▶ **RECORDS PROVIDED**
-------------------------

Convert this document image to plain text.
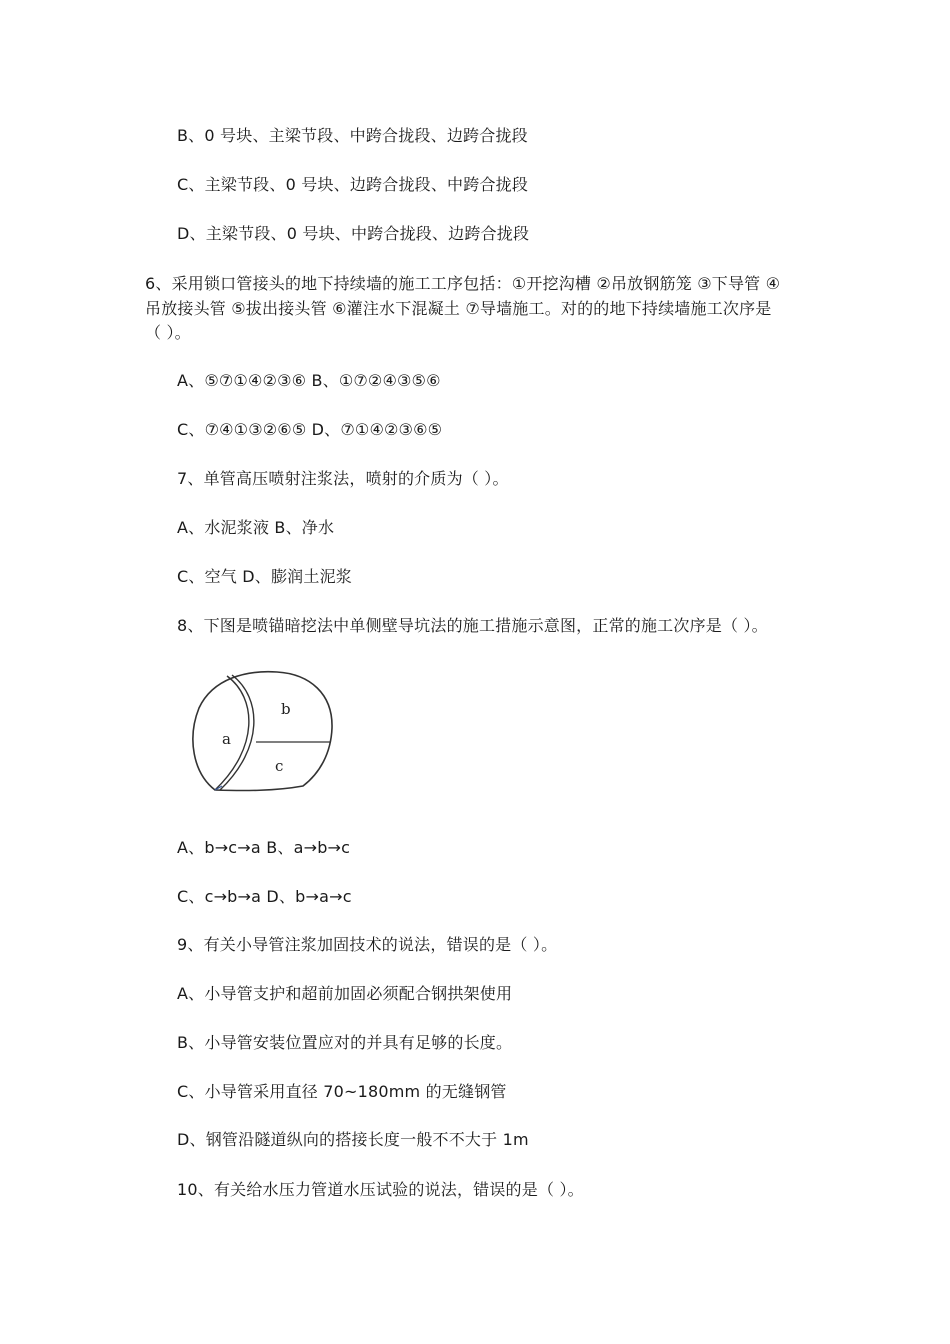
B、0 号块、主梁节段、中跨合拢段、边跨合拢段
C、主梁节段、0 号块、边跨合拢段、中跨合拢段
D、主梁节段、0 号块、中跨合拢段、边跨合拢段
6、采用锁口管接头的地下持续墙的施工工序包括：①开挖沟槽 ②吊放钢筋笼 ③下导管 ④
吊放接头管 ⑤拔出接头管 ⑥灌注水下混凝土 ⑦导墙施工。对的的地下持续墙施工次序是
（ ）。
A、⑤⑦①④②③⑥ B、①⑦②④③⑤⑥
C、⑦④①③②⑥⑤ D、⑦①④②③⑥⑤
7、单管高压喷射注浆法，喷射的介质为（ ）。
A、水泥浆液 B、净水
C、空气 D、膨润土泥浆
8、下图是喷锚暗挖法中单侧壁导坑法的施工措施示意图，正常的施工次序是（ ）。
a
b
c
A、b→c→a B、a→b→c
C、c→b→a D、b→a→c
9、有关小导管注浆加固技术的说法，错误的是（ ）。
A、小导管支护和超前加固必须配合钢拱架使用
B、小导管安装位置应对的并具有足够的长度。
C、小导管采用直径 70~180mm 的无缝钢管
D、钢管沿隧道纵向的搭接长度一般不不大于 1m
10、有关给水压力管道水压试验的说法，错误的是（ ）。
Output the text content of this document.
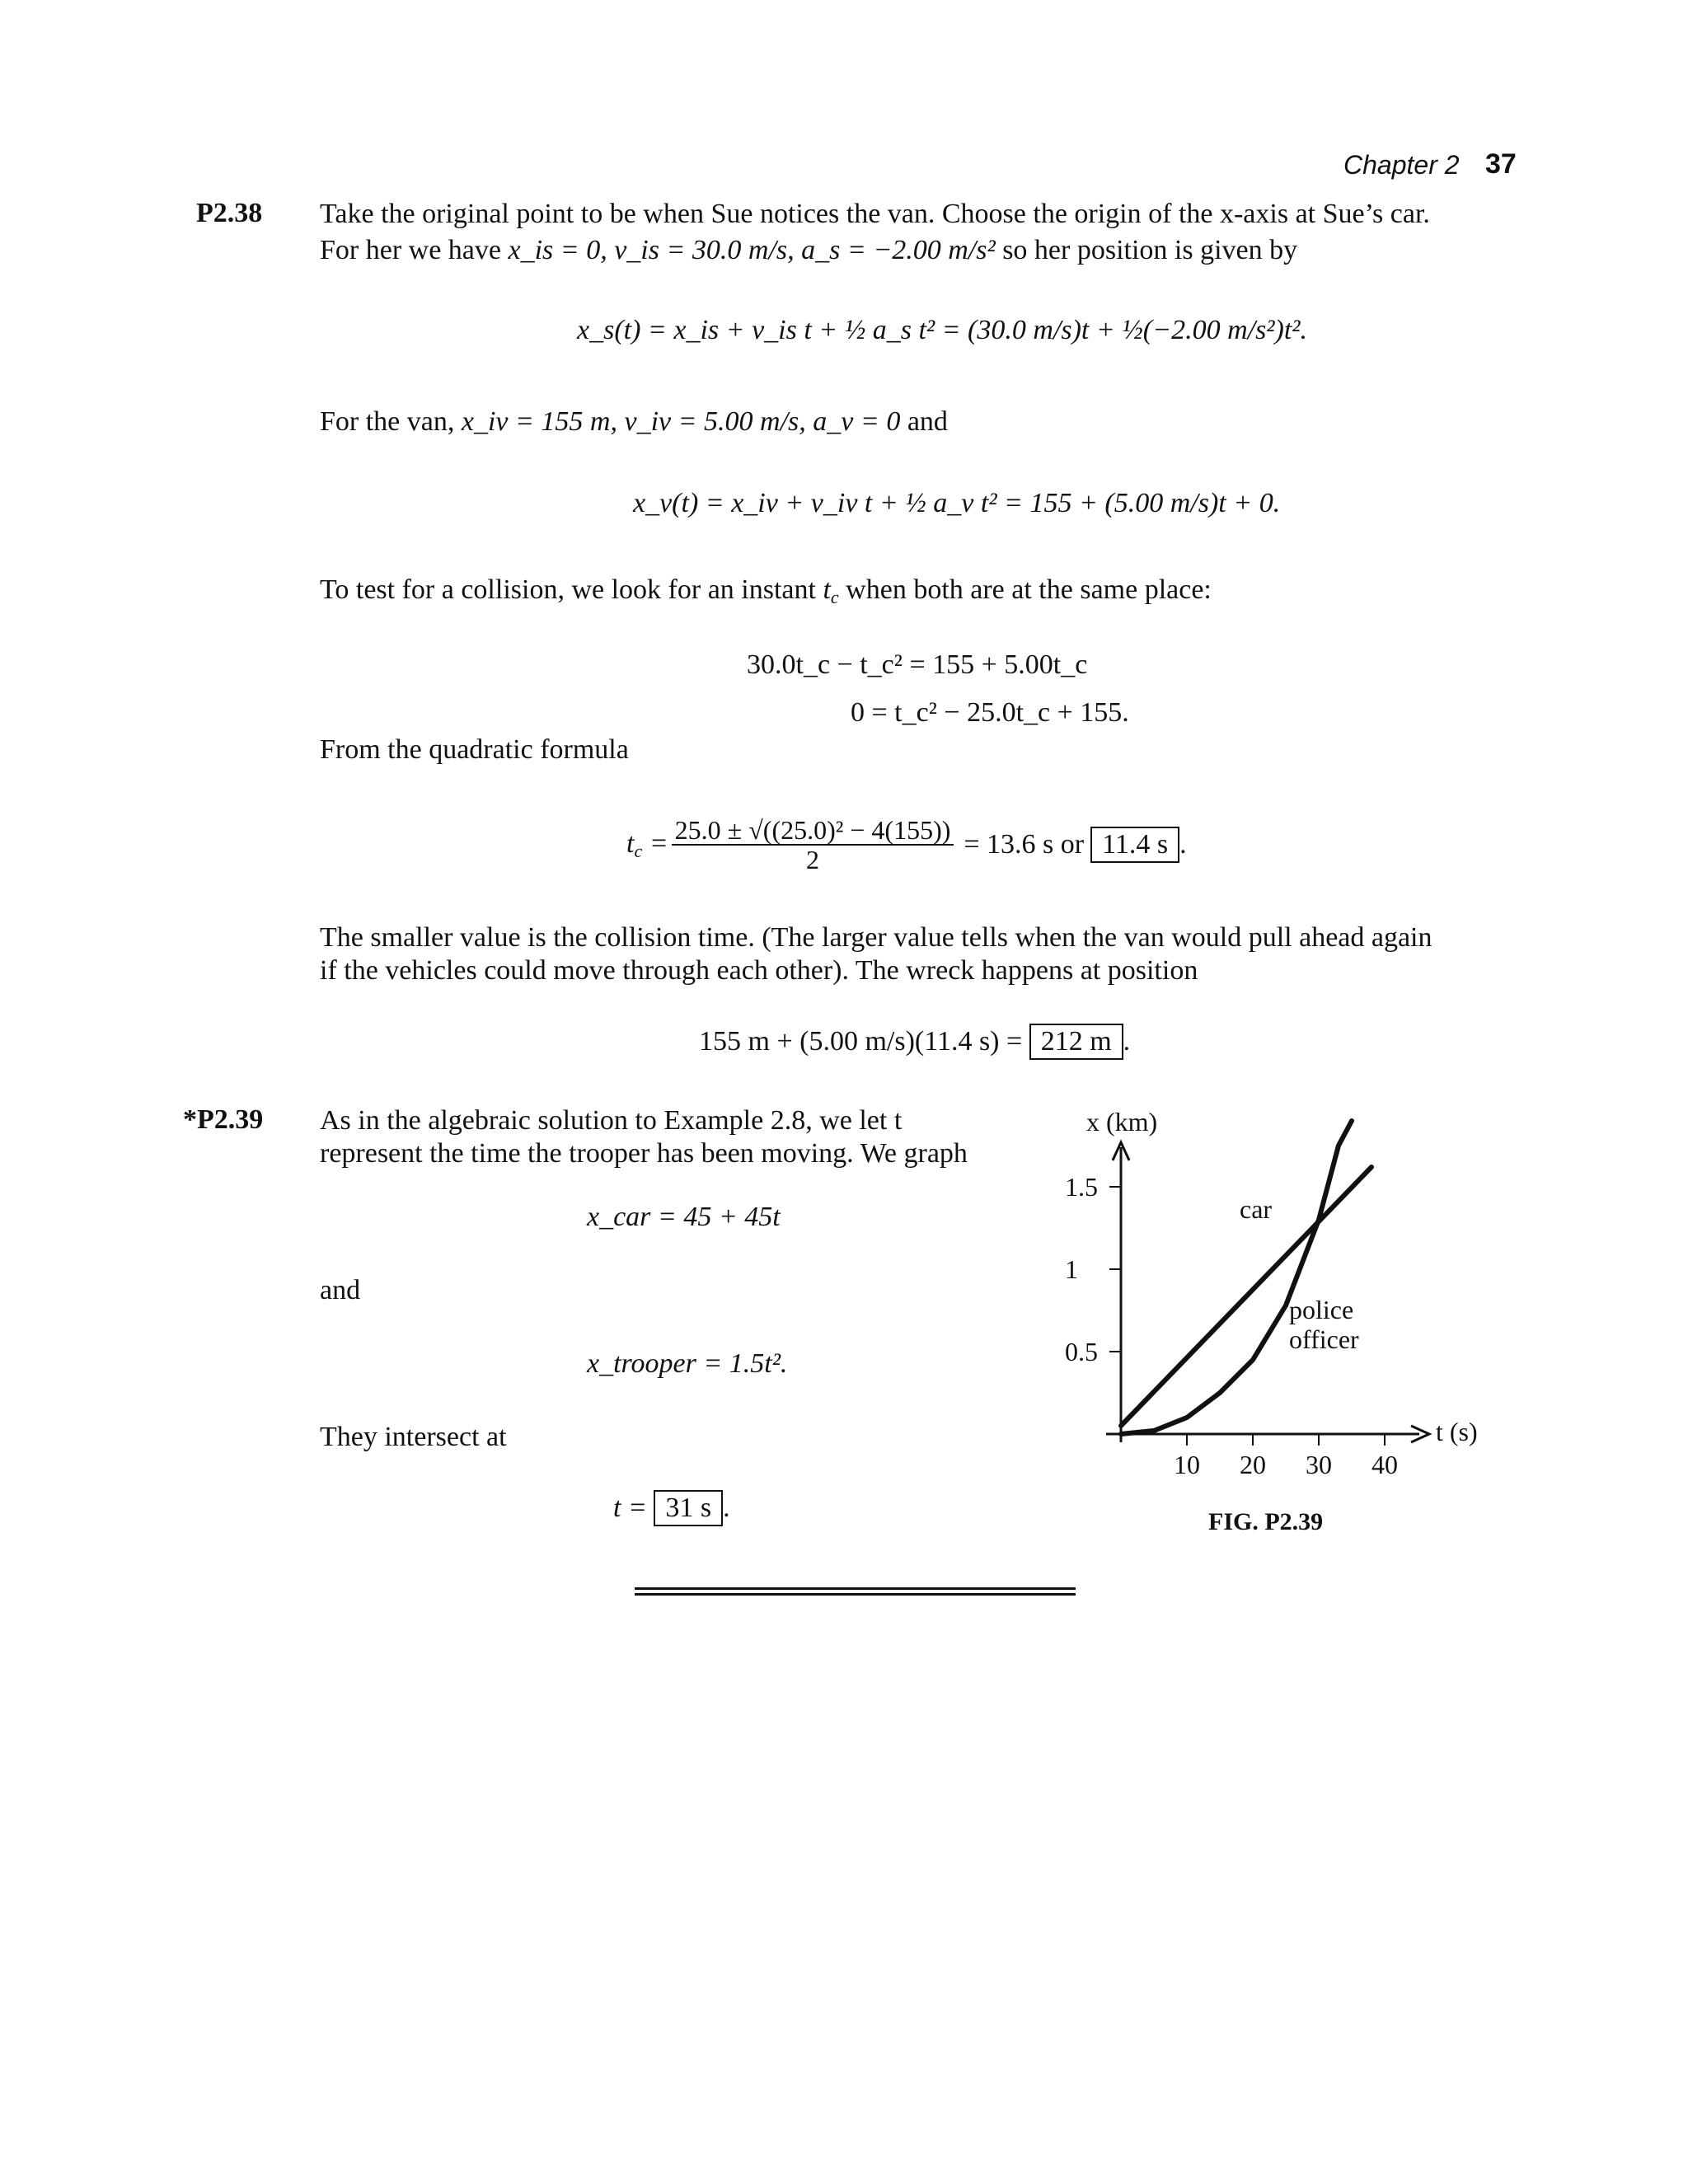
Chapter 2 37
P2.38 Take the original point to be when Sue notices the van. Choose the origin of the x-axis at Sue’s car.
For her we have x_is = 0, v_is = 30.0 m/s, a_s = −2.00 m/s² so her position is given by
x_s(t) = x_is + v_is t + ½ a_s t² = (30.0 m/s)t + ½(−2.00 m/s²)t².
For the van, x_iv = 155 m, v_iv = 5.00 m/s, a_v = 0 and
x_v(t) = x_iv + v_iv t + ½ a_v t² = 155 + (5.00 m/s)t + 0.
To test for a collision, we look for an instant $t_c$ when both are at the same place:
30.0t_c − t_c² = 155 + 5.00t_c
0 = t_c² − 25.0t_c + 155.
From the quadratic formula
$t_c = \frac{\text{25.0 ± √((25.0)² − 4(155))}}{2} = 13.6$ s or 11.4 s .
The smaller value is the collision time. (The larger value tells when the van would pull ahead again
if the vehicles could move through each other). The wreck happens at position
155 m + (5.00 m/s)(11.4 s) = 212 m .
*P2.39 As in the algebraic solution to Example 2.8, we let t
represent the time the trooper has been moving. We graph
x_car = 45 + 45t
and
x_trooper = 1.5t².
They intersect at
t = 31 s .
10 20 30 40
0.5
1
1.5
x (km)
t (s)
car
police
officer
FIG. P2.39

-------------------------

▶ **INSTRUCTIONS TO FOLLOW**
Copy every record above exactly as written, but leave out the pictures.

▶ **TASK RESPONSE**
Convert this document image to plain text.
B、0 号块、主梁节段、中跨合拢段、边跨合拢段
C、主梁节段、0 号块、边跨合拢段、中跨合拢段
D、主梁节段、0 号块、中跨合拢段、边跨合拢段
6、采用锁口管接头的地下持续墙的施工工序包括：①开挖沟槽 ②吊放钢筋笼 ③下导管 ④
吊放接头管 ⑤拔出接头管 ⑥灌注水下混凝土 ⑦导墙施工。对的的地下持续墙施工次序是
（ ）。
A、⑤⑦①④②③⑥ B、①⑦②④③⑤⑥
C、⑦④①③②⑥⑤ D、⑦①④②③⑥⑤
7、单管高压喷射注浆法，喷射的介质为（ ）。
A、水泥浆液 B、净水
C、空气 D、膨润土泥浆
8、下图是喷锚暗挖法中单侧壁导坑法的施工措施示意图，正常的施工次序是（ ）。
a
b
c
A、b→c→a B、a→b→c
C、c→b→a D、b→a→c
9、有关小导管注浆加固技术的说法，错误的是（ ）。
A、小导管支护和超前加固必须配合钢拱架使用
B、小导管安装位置应对的并具有足够的长度。
C、小导管采用直径 70~180mm 的无缝钢管
D、钢管沿隧道纵向的搭接长度一般不不大于 1m
10、有关给水压力管道水压试验的说法，错误的是（ ）。
Output the text content of this document.
Chapter 2 37
P2.38 Take the original point to be when Sue notices the van. Choose the origin of the x-axis at Sue’s car.
For her we have x_is = 0, v_is = 30.0 m/s, a_s = −2.00 m/s² so her position is given by
x_s(t) = x_is + v_is t + ½ a_s t² = (30.0 m/s)t + ½(−2.00 m/s²)t².
For the van, x_iv = 155 m, v_iv = 5.00 m/s, a_v = 0 and
x_v(t) = x_iv + v_iv t + ½ a_v t² = 155 + (5.00 m/s)t + 0.
To test for a collision, we look for an instant $t_c$ when both are at the same place:
30.0t_c − t_c² = 155 + 5.00t_c
0 = t_c² − 25.0t_c + 155.
From the quadratic formula
$t_c = \frac{\text{25.0 ± √((25.0)² − 4(155))}}{2} = 13.6$ s or 11.4 s .
The smaller value is the collision time. (The larger value tells when the van would pull ahead again
if the vehicles could move through each other). The wreck happens at position
155 m + (5.00 m/s)(11.4 s) = 212 m .
*P2.39 As in the algebraic solution to Example 2.8, we let t
represent the time the trooper has been moving. We graph
x_car = 45 + 45t
and
x_trooper = 1.5t².
They intersect at
t = 31 s .
10 20 30 40
0.5
1
1.5
x (km)
t (s)
car
police
officer
FIG. P2.39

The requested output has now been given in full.